Saved entries
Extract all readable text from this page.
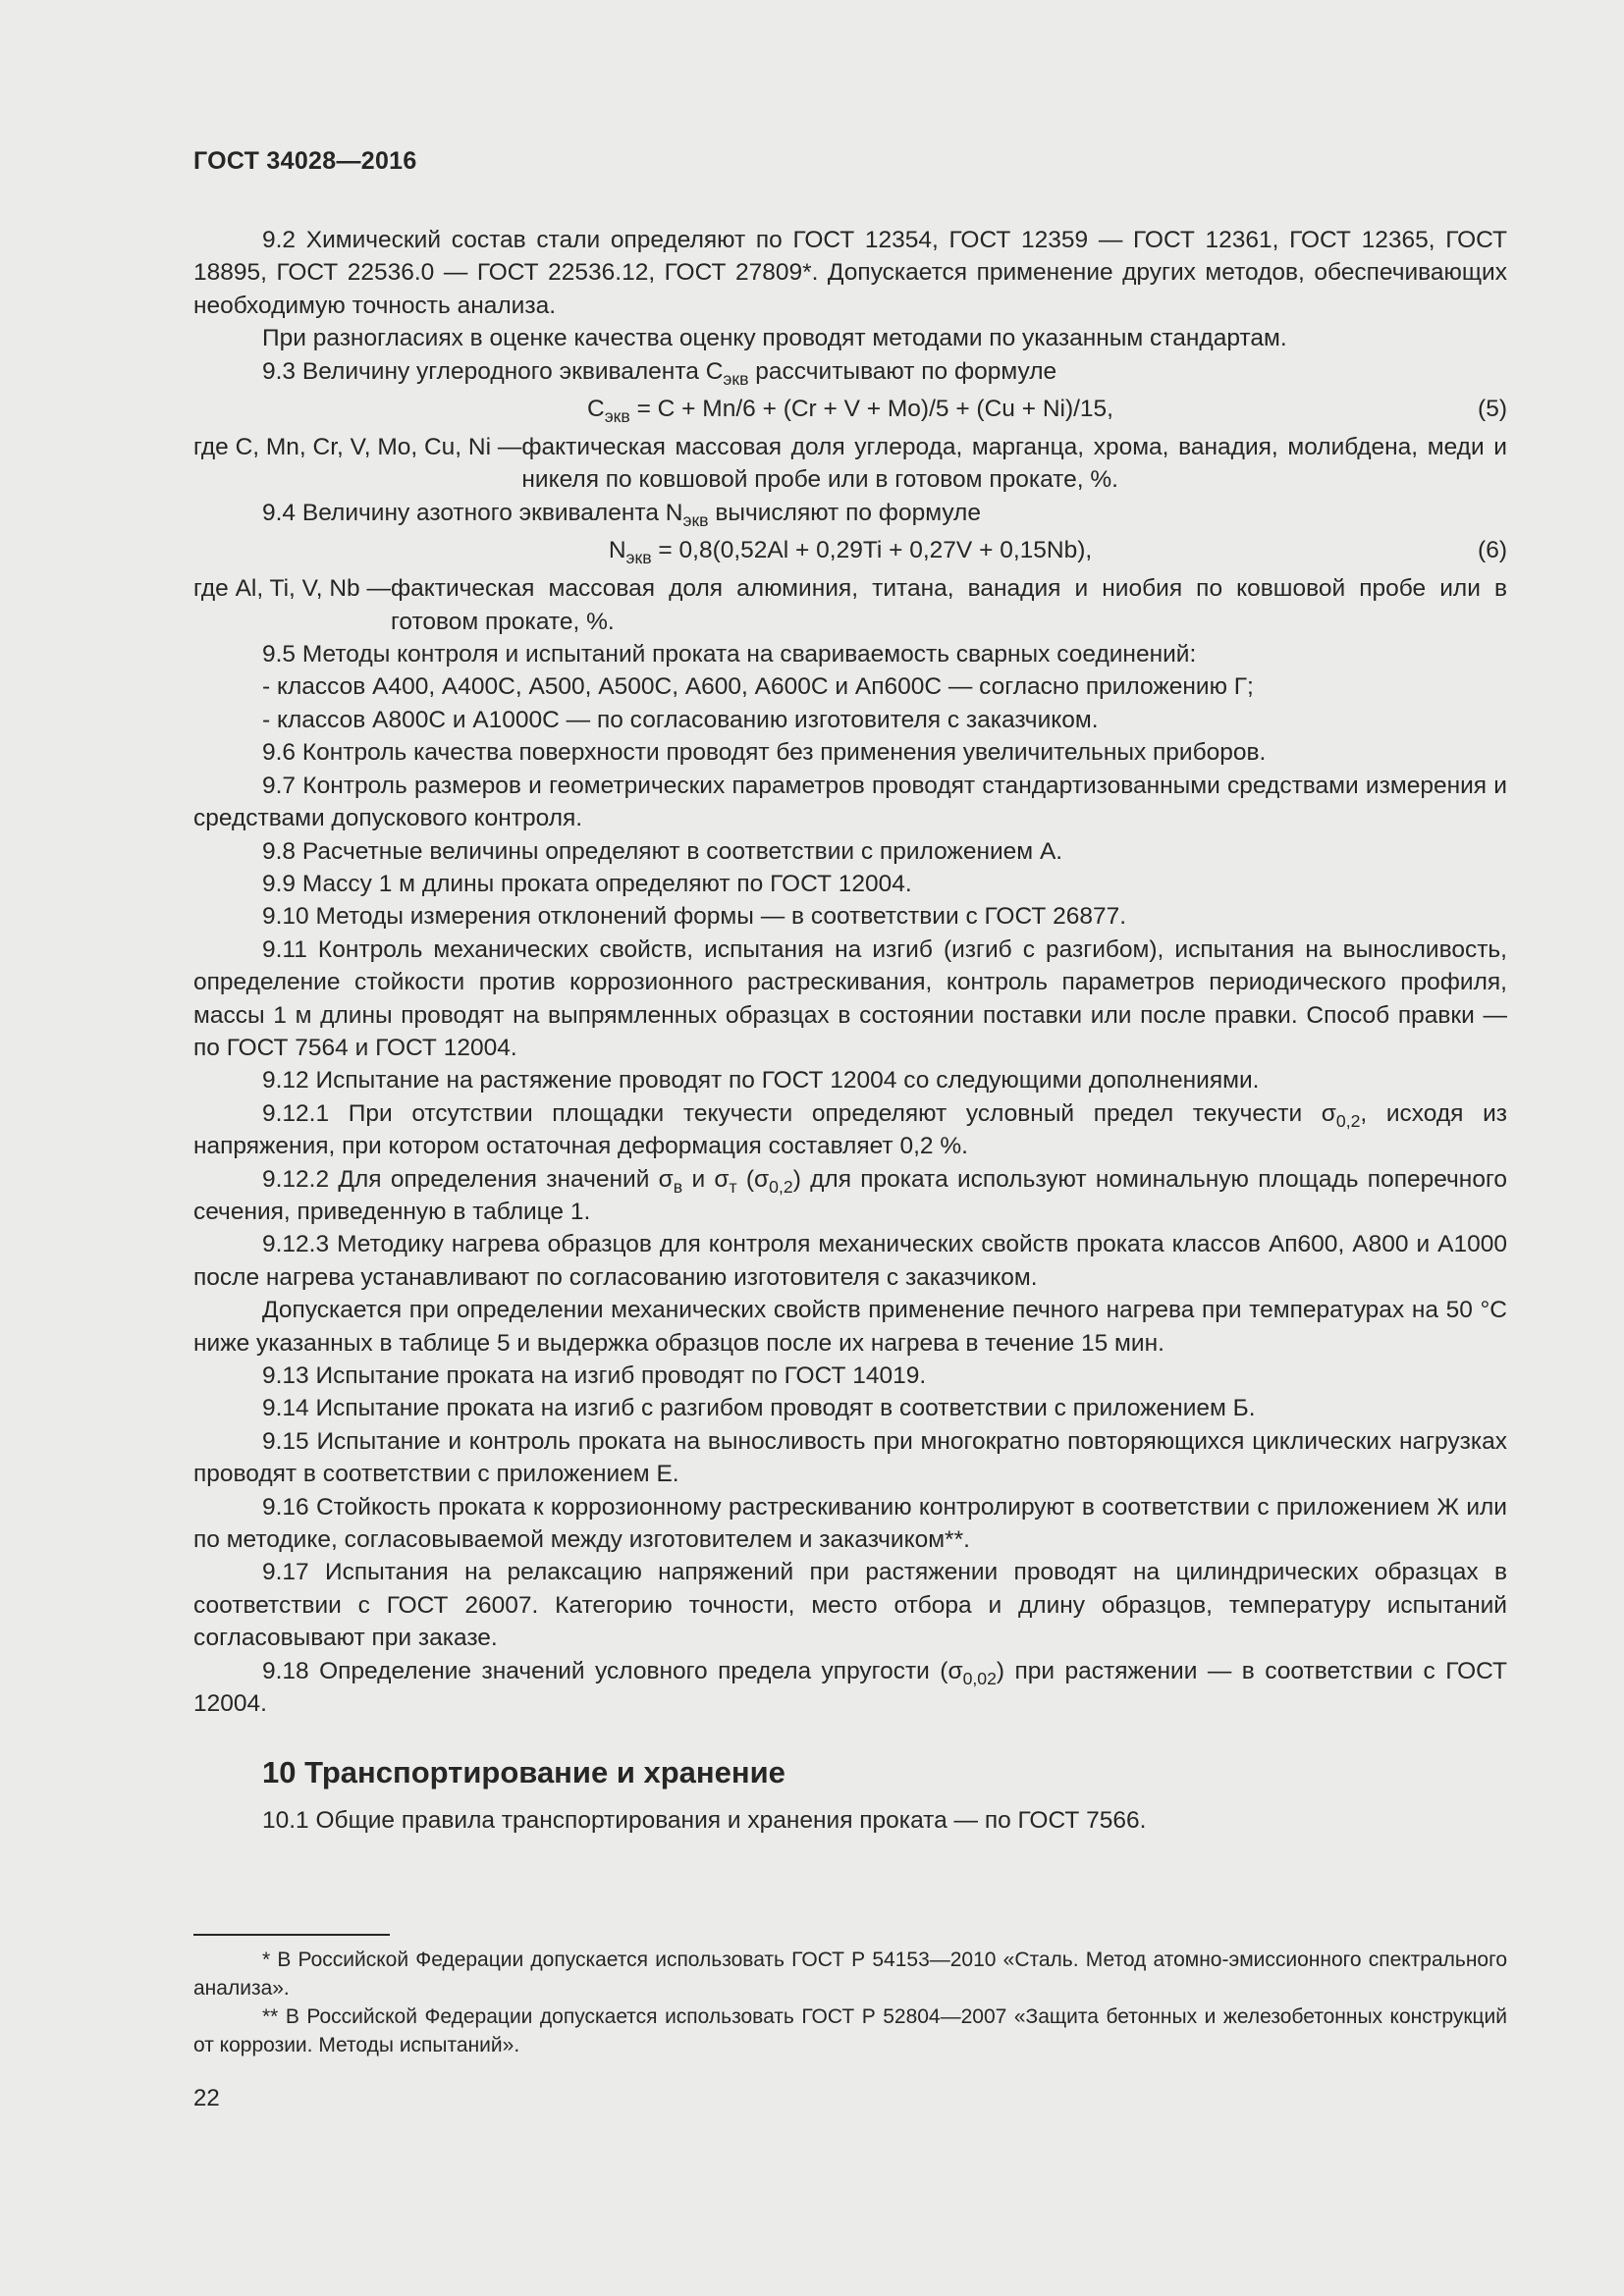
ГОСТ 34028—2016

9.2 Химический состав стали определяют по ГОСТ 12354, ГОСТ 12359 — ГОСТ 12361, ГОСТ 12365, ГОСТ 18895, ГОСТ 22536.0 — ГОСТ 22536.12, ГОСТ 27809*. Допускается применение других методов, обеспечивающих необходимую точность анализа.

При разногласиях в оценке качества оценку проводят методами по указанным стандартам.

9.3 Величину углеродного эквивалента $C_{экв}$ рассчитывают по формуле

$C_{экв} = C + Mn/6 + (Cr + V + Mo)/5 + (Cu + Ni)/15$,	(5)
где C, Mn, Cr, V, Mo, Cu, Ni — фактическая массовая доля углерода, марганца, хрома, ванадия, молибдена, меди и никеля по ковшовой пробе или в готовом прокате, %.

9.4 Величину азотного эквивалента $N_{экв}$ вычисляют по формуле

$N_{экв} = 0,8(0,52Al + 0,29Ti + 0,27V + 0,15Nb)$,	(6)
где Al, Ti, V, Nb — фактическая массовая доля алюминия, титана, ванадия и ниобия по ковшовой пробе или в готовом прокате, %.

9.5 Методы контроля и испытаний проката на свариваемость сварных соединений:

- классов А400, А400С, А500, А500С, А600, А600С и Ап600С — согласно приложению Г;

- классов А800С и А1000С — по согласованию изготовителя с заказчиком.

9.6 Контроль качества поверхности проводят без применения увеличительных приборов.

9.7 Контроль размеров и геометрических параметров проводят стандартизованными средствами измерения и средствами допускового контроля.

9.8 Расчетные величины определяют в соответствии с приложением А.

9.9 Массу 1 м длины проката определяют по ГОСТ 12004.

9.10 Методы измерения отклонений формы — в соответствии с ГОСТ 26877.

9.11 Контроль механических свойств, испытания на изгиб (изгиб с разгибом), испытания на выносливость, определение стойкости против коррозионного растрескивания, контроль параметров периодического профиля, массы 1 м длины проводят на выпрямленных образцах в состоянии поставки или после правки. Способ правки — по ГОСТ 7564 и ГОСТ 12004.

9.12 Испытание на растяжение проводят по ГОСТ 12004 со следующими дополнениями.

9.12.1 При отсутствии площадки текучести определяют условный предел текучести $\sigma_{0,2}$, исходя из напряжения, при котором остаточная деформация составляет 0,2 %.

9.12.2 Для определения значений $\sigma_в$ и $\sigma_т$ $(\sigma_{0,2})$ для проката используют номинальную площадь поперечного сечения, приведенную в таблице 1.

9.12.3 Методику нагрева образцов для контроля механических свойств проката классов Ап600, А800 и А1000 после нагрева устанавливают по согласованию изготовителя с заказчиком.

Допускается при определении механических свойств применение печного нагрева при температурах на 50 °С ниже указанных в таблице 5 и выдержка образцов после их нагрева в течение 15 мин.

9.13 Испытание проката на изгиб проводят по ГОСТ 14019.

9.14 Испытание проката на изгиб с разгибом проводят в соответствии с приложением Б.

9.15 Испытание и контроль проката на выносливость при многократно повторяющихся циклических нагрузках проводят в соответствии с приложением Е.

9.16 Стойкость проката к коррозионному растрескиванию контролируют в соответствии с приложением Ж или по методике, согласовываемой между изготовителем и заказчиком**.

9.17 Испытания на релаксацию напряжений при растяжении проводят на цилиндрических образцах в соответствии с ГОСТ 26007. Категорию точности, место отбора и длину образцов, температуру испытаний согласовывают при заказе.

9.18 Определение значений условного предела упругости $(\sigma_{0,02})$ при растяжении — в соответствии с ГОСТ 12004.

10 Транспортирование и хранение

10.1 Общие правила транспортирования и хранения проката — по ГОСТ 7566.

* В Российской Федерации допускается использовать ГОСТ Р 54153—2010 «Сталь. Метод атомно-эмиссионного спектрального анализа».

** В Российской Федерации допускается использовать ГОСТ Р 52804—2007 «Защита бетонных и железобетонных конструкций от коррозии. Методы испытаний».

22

...

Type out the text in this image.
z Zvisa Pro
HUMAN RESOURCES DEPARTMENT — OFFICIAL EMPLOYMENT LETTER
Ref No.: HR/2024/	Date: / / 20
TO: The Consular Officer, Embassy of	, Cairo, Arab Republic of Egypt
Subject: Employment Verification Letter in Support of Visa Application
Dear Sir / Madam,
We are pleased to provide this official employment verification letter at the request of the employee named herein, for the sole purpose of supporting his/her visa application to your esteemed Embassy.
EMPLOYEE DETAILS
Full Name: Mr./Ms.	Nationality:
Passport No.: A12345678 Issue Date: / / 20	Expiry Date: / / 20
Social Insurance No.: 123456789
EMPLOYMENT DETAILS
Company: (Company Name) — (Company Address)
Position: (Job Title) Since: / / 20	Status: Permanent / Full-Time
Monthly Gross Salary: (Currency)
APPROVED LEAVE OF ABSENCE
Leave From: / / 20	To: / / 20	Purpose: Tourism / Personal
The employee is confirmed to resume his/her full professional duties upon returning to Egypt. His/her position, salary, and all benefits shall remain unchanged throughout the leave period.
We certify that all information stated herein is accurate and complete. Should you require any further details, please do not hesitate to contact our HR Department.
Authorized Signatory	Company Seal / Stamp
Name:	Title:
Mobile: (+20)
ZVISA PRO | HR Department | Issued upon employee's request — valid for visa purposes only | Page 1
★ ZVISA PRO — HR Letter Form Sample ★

**Short task:**
Copy every line from the entries that contains the word "выносливость".

**Output:**
9.11 Контроль механических свойств, испытания на изгиб (изгиб с разгибом), испытания на выносливость, определение стойкости против коррозионного растрескивания, контроль параметров периодического профиля, массы 1 м длины проводят на выпрямленных образцах в состоянии поставки или после правки. Способ правки — по ГОСТ 7564 и ГОСТ 12004.
9.15 Испытание и контроль проката на выносливость при многократно повторяющихся циклических нагрузках проводят в соответствии с приложением Е.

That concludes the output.